══ Dataset records ══

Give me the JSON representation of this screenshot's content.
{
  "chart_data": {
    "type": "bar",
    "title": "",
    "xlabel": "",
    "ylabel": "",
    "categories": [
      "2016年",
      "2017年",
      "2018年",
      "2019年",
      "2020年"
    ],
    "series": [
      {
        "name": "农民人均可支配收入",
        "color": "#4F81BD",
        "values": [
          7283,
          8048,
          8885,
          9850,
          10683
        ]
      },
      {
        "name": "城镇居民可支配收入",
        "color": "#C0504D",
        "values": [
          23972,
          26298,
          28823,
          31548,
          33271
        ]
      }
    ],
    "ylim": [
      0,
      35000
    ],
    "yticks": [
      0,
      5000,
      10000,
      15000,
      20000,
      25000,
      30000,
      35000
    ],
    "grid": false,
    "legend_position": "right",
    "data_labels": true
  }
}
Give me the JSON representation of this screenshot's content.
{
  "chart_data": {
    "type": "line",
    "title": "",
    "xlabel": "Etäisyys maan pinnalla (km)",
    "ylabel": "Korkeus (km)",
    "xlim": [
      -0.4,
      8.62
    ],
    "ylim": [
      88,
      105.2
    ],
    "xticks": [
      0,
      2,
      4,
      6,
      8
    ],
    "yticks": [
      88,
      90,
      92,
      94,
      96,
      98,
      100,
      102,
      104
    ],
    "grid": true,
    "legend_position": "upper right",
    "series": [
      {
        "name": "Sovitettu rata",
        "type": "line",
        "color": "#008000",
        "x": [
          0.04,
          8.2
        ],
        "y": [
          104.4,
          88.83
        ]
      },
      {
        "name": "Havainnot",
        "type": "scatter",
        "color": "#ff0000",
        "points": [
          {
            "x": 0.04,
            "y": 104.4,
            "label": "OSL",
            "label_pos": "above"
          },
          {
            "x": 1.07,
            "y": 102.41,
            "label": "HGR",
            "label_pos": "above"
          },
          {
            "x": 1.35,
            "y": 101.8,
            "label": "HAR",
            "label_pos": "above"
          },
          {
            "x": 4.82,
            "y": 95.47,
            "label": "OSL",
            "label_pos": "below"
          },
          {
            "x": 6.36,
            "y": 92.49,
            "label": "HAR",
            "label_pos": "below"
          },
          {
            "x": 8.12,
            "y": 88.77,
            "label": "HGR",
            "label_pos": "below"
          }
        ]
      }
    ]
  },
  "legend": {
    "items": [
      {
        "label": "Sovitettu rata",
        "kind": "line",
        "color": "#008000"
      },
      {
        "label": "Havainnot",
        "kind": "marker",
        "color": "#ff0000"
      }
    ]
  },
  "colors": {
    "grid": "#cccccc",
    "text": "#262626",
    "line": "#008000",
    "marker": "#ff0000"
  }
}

═══

Track down every line holding the string "rata" and copy it.

* Completed task
        "name": "Sovitettu rata",
        "label": "Sovitettu rata",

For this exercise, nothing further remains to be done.